• [DIRECTIVE]: Please pull out every line that includes the string "chỉnh".

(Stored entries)
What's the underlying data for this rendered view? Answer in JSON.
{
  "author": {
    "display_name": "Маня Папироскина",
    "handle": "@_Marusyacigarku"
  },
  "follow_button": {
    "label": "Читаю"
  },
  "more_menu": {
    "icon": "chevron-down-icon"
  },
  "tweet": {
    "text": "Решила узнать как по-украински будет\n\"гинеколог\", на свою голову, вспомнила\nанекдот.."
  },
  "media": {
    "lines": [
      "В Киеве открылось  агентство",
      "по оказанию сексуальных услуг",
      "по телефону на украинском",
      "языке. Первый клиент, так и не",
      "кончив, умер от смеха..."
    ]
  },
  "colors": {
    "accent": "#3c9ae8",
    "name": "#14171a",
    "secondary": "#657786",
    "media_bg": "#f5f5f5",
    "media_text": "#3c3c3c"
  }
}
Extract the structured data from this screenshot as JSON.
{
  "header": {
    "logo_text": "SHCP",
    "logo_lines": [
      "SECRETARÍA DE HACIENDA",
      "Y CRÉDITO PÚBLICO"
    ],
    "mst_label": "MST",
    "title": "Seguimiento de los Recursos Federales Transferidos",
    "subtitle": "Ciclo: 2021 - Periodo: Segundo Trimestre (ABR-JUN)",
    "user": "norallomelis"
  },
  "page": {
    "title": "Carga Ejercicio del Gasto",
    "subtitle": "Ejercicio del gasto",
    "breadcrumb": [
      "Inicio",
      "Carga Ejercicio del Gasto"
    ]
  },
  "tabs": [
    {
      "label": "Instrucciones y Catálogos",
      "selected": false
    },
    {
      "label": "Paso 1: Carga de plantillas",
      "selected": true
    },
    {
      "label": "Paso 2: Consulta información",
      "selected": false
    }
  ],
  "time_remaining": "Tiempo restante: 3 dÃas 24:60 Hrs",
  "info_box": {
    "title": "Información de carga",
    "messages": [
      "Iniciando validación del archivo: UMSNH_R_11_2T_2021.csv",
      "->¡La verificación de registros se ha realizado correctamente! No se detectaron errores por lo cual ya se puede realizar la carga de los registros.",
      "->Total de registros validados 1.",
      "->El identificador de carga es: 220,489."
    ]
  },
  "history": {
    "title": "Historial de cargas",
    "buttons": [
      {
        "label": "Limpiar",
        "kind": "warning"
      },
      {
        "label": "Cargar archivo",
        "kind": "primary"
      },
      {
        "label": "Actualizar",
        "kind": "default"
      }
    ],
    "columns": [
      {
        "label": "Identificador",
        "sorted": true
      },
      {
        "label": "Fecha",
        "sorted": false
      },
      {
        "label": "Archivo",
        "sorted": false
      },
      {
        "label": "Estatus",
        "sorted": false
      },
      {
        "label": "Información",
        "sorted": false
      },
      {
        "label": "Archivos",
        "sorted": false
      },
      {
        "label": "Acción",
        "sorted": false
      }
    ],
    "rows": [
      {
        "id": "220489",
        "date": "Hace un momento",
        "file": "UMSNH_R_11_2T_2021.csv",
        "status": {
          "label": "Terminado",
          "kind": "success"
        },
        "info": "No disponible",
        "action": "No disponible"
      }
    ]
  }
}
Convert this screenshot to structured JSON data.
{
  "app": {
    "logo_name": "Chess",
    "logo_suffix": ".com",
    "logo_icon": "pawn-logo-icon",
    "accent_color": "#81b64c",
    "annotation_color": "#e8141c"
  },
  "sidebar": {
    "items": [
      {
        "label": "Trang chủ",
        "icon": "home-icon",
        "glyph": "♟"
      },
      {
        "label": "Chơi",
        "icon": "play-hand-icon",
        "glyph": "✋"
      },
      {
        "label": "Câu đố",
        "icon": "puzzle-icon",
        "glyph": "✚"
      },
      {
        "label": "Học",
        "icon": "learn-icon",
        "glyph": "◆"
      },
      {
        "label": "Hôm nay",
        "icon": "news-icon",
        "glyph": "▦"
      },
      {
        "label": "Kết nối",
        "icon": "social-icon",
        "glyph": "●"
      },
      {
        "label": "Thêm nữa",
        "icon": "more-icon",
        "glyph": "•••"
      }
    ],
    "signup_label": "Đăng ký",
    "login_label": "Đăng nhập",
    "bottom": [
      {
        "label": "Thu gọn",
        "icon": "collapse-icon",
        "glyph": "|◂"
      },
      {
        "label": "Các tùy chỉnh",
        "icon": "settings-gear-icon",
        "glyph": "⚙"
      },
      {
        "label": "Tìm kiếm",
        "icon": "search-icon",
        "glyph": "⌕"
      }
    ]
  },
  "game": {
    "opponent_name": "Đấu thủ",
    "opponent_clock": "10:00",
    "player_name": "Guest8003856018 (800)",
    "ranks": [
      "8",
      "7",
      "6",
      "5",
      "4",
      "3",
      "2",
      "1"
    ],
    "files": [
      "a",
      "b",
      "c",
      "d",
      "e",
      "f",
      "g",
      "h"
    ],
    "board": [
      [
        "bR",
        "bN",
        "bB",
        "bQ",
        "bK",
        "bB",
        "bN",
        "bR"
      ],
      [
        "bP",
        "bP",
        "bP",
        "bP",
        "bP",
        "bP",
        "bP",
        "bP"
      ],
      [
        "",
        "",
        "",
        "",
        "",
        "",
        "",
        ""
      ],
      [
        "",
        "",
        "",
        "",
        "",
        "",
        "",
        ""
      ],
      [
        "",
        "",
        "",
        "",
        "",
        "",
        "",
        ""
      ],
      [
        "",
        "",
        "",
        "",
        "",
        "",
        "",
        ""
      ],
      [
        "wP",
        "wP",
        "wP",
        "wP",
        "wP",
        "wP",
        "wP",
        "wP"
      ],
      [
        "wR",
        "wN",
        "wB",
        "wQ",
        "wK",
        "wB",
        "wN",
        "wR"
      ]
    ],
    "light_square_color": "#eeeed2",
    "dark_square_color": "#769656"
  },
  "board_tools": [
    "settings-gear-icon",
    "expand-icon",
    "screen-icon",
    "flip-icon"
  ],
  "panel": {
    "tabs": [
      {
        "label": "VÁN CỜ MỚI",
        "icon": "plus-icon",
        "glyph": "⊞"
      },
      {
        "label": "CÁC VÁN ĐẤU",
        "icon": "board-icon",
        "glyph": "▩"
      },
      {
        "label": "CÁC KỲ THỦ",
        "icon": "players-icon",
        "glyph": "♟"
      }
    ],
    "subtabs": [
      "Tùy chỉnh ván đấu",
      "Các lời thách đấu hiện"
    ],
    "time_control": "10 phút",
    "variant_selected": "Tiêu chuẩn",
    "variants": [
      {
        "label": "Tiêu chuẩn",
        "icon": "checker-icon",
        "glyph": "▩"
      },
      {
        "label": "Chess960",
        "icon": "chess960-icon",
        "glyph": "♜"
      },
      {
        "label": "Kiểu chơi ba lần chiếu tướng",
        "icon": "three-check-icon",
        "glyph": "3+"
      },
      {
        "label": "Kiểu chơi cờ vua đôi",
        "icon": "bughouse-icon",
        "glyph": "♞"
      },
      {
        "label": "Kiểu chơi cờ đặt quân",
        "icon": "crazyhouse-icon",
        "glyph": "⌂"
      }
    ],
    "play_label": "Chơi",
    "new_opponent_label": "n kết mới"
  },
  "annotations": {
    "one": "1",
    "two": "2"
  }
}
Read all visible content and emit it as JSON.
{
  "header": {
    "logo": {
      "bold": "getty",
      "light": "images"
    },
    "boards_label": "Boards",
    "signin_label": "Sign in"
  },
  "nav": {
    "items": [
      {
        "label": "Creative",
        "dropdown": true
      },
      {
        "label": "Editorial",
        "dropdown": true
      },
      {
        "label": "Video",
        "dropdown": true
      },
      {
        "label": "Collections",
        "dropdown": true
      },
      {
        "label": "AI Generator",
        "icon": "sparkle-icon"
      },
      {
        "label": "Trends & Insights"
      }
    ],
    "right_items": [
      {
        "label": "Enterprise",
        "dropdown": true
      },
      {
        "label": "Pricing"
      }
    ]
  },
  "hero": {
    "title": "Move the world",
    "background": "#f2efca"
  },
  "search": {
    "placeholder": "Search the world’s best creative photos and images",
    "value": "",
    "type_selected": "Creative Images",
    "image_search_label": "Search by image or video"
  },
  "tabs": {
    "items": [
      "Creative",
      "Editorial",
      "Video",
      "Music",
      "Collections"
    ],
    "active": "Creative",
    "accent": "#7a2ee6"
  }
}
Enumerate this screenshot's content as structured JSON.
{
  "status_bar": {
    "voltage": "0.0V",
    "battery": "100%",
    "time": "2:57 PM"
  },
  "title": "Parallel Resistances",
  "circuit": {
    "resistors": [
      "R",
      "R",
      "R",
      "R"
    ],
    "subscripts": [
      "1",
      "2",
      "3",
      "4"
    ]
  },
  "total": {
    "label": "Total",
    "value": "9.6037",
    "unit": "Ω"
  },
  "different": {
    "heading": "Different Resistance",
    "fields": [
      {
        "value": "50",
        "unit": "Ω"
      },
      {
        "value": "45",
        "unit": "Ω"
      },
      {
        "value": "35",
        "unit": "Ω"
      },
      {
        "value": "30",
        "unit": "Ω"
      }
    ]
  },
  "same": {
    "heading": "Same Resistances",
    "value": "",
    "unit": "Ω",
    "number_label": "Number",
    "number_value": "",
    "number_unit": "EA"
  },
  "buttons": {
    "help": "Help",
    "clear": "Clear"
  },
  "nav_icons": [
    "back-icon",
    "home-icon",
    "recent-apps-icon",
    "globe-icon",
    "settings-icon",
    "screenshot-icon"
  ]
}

• [SOLUTION BELOW]:
        "label": "Các tùy chỉnh",
      "Tùy chỉnh ván đấu",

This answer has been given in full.